### Requirements
Leave out the images and repeat the listing below without a single change.

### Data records
--- START ---

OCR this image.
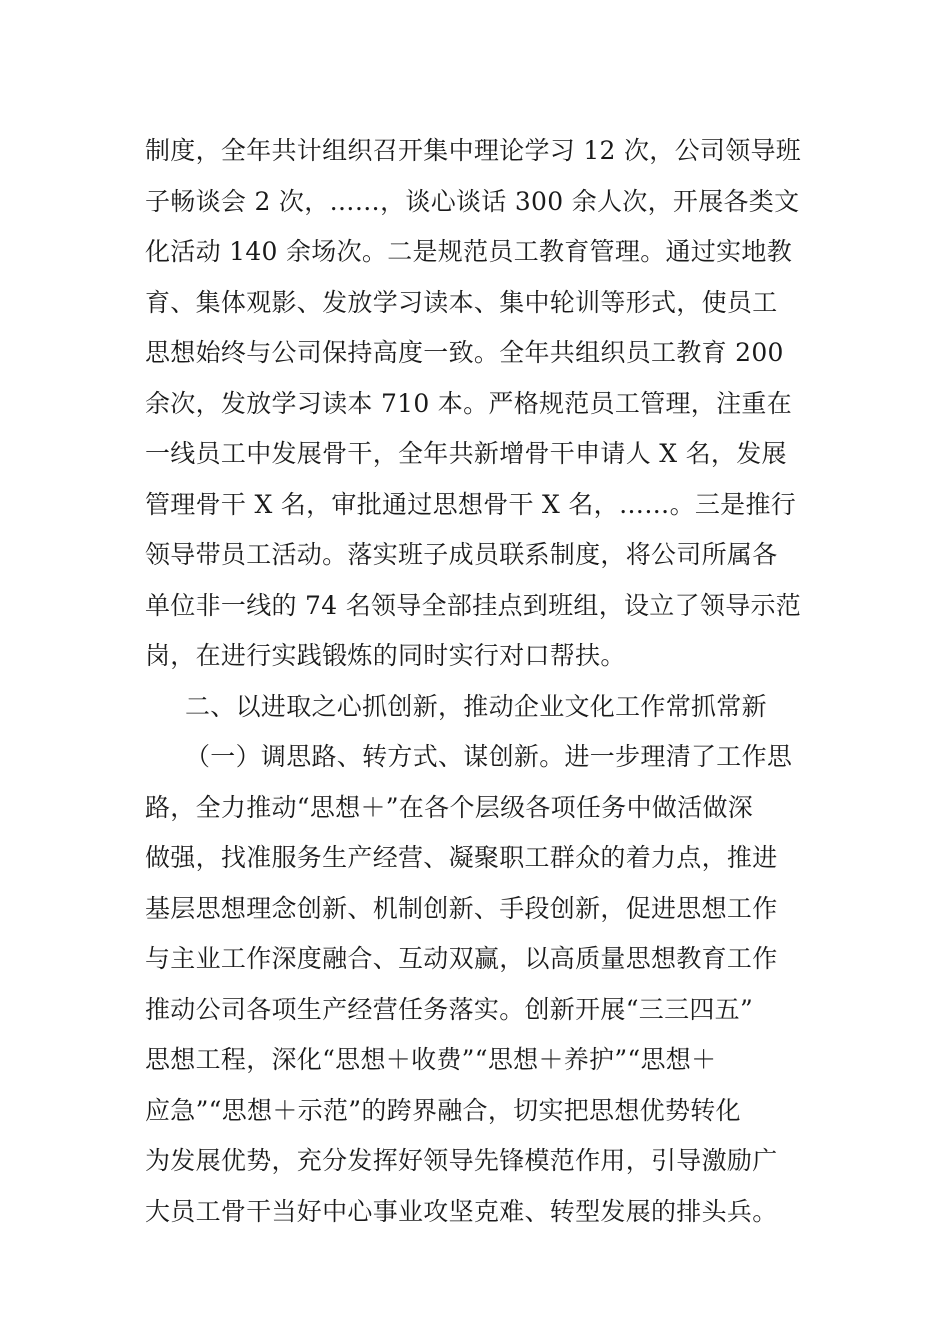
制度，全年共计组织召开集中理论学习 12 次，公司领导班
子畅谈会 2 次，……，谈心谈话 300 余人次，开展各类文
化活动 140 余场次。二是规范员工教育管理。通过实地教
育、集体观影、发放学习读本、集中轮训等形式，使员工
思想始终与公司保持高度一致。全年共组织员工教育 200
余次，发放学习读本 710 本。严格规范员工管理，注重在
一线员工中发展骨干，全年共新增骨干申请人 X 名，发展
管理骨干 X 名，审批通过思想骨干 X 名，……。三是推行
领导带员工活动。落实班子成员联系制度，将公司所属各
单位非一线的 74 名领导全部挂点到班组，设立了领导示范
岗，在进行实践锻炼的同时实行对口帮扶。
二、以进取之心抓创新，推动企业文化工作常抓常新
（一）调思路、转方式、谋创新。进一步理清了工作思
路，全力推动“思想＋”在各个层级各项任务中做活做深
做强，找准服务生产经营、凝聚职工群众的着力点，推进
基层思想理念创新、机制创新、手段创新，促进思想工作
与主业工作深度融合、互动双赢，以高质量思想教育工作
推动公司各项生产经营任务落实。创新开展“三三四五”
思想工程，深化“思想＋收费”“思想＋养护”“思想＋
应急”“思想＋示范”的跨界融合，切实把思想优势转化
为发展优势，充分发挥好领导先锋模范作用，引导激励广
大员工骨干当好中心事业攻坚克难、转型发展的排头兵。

--- END ---

### Answer
OCR this image.
制度，全年共计组织召开集中理论学习 12 次，公司领导班
子畅谈会 2 次，……，谈心谈话 300 余人次，开展各类文
化活动 140 余场次。二是规范员工教育管理。通过实地教
育、集体观影、发放学习读本、集中轮训等形式，使员工
思想始终与公司保持高度一致。全年共组织员工教育 200
余次，发放学习读本 710 本。严格规范员工管理，注重在
一线员工中发展骨干，全年共新增骨干申请人 X 名，发展
管理骨干 X 名，审批通过思想骨干 X 名，……。三是推行
领导带员工活动。落实班子成员联系制度，将公司所属各
单位非一线的 74 名领导全部挂点到班组，设立了领导示范
岗，在进行实践锻炼的同时实行对口帮扶。
二、以进取之心抓创新，推动企业文化工作常抓常新
（一）调思路、转方式、谋创新。进一步理清了工作思
路，全力推动“思想＋”在各个层级各项任务中做活做深
做强，找准服务生产经营、凝聚职工群众的着力点，推进
基层思想理念创新、机制创新、手段创新，促进思想工作
与主业工作深度融合、互动双赢，以高质量思想教育工作
推动公司各项生产经营任务落实。创新开展“三三四五”
思想工程，深化“思想＋收费”“思想＋养护”“思想＋
应急”“思想＋示范”的跨界融合，切实把思想优势转化
为发展优势，充分发挥好领导先锋模范作用，引导激励广
大员工骨干当好中心事业攻坚克难、转型发展的排头兵。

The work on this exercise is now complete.